[Begin Dataset rows]

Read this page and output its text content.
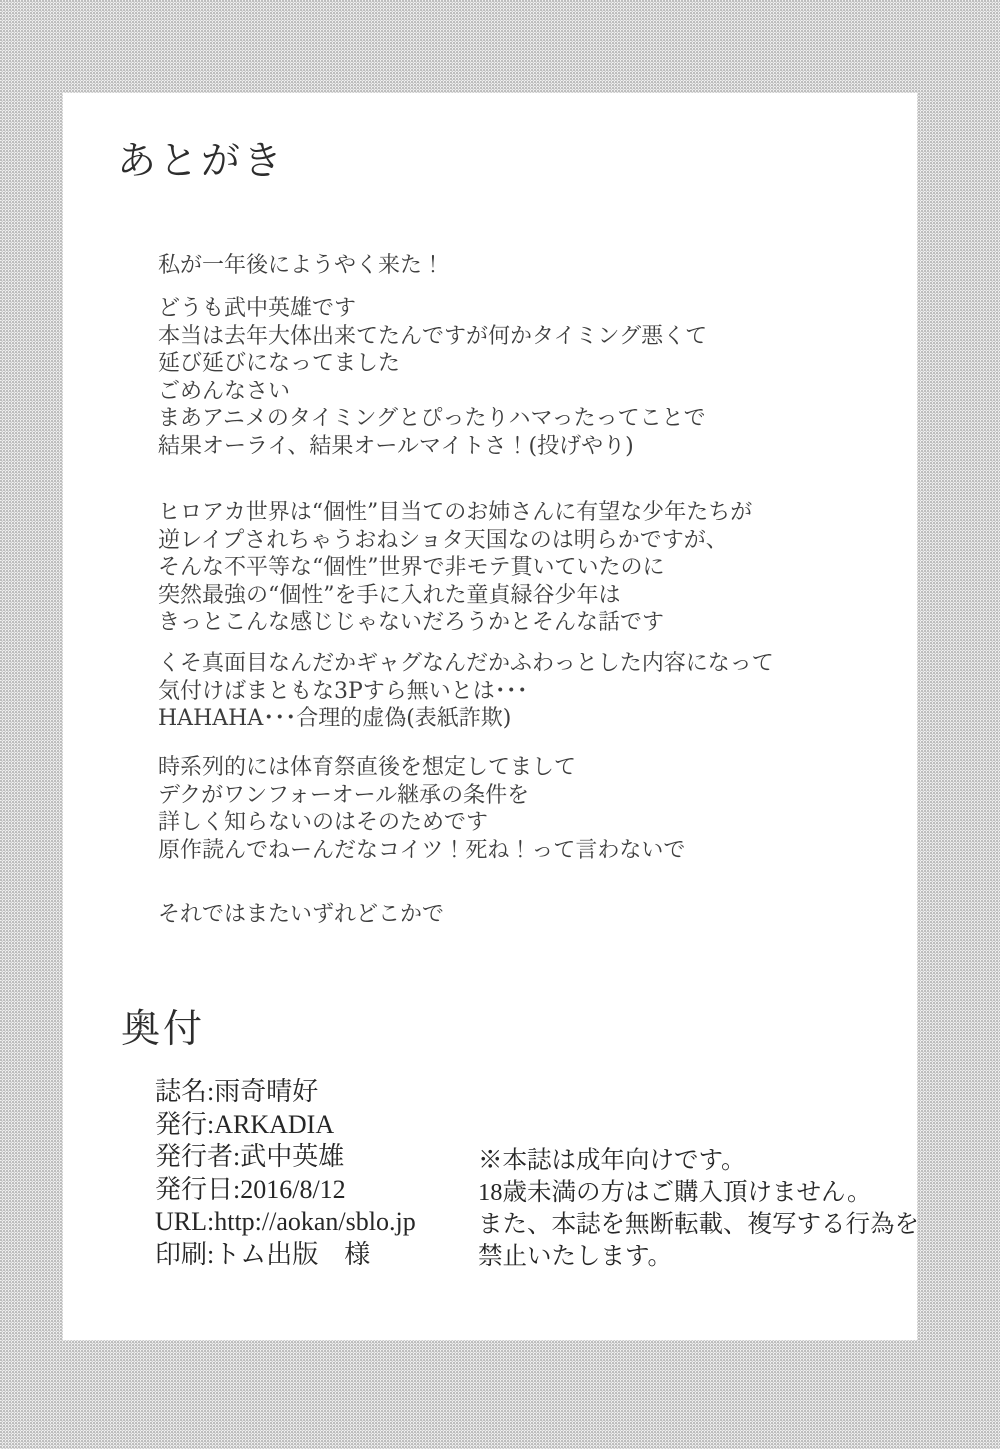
あとがき
私が一年後にようやく来た！
どうも武中英雄です
本当は去年大体出来てたんですが何かタイミング悪くて
延び延びになってました
ごめんなさい
まあアニメのタイミングとぴったりハマったってことで
結果オーライ、結果オールマイトさ！(投げやり)
ヒロアカ世界は“個性”目当てのお姉さんに有望な少年たちが
逆レイプされちゃうおねショタ天国なのは明らかですが、
そんな不平等な“個性”世界で非モテ貫いていたのに
突然最強の“個性”を手に入れた童貞緑谷少年は
きっとこんな感じじゃないだろうかとそんな話です
くそ真面目なんだかギャグなんだかふわっとした内容になって
気付けばまともな3Pすら無いとは･･･
HAHAHA･･･合理的虚偽(表紙詐欺)
時系列的には体育祭直後を想定してまして
デクがワンフォーオール継承の条件を
詳しく知らないのはそのためです
原作読んでねーんだなコイツ！死ね！って言わないで
それではまたいずれどこかで
奥付
誌名:雨奇晴好
発行:ARKADIA
発行者:武中英雄
発行日:2016/8/12
URL:http://aokan/sblo.jp
印刷:トム出版　様
※本誌は成年向けです。
18歳未満の方はご購入頂けません。
また、本誌を無断転載、複写する行為を
禁止いたします。
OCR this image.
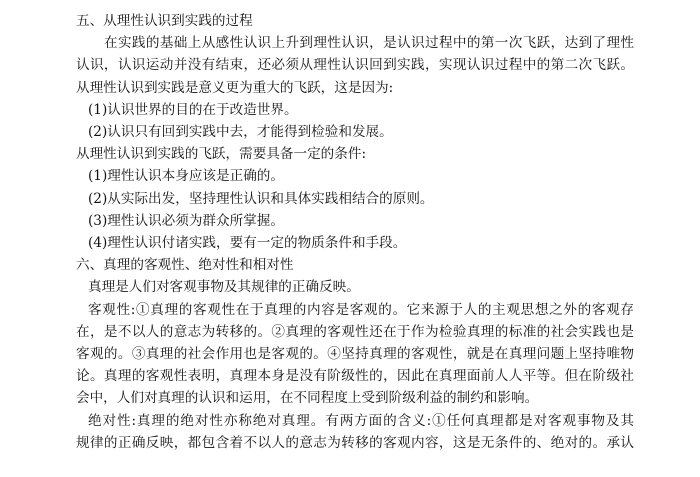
五、从理性认识到实践的过程
在实践的基础上从感性认识上升到理性认识，是认识过程中的第一次飞跃，达到了理性
认识，认识运动并没有结束，还必须从理性认识回到实践，实现认识过程中的第二次飞跃。
从理性认识到实践是意义更为重大的飞跃，这是因为:
(1)认识世界的目的在于改造世界。
(2)认识只有回到实践中去，才能得到检验和发展。
从理性认识到实践的飞跃，需要具备一定的条件:
(1)理性认识本身应该是正确的。
(2)从实际出发，坚持理性认识和具体实践相结合的原则。
(3)理性认识必须为群众所掌握。
(4)理性认识付诸实践，要有一定的物质条件和手段。
六、真理的客观性、绝对性和相对性
真理是人们对客观事物及其规律的正确反映。
客观性:①真理的客观性在于真理的内容是客观的。它来源于人的主观思想之外的客观存
在，是不以人的意志为转移的。②真理的客观性还在于作为检验真理的标准的社会实践也是
客观的。③真理的社会作用也是客观的。④坚持真理的客观性，就是在真理问题上坚持唯物
论。真理的客观性表明，真理本身是没有阶级性的，因此在真理面前人人平等。但在阶级社
会中，人们对真理的认识和运用，在不同程度上受到阶级利益的制约和影响。
绝对性:真理的绝对性亦称绝对真理。有两方面的含义:①任何真理都是对客观事物及其
规律的正确反映，都包含着不以人的意志为转移的客观内容，这是无条件的、绝对的。承认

[End Dataset rows]

▶ What is asked
What is the number of lines in the records above that include the word "this"? Reply with that number and nothing more.

▶ Full output
2